#### [Written problem]
Find the string "this" in the entries and copy each line that has it.

#### [Listed entries]

(begin)

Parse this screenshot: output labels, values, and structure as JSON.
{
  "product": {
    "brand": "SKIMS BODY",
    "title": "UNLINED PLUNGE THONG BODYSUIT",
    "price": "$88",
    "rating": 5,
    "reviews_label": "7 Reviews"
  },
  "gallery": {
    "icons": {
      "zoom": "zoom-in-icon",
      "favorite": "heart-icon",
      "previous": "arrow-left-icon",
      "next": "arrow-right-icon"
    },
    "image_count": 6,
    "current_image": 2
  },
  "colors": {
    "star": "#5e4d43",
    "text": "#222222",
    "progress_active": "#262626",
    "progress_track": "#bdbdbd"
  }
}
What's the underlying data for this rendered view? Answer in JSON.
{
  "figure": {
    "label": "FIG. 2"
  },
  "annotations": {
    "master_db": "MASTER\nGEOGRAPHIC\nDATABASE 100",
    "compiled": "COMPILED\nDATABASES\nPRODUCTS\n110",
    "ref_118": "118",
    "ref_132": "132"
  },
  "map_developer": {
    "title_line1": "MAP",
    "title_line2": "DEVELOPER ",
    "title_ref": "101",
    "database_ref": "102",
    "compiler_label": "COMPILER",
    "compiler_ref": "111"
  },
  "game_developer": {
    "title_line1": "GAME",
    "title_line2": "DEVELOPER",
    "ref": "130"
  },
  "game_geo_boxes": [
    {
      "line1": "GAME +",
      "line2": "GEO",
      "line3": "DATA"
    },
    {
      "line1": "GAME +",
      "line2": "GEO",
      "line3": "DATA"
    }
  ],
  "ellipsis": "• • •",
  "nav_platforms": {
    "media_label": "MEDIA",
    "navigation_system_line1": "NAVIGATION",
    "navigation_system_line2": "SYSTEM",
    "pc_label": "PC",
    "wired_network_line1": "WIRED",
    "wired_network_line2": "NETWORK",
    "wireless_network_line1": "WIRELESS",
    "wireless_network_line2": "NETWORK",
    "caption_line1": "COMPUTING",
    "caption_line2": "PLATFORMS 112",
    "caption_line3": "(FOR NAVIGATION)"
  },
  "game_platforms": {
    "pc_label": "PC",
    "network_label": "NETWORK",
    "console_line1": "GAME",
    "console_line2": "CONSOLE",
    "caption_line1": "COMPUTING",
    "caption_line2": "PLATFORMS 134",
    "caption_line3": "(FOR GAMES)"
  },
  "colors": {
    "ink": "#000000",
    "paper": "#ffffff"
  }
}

(end)

#### [Solved problem]
Parse this screenshot: output labels, values, and structure as JSON.
What's the underlying data for this rendered view? Answer in JSON.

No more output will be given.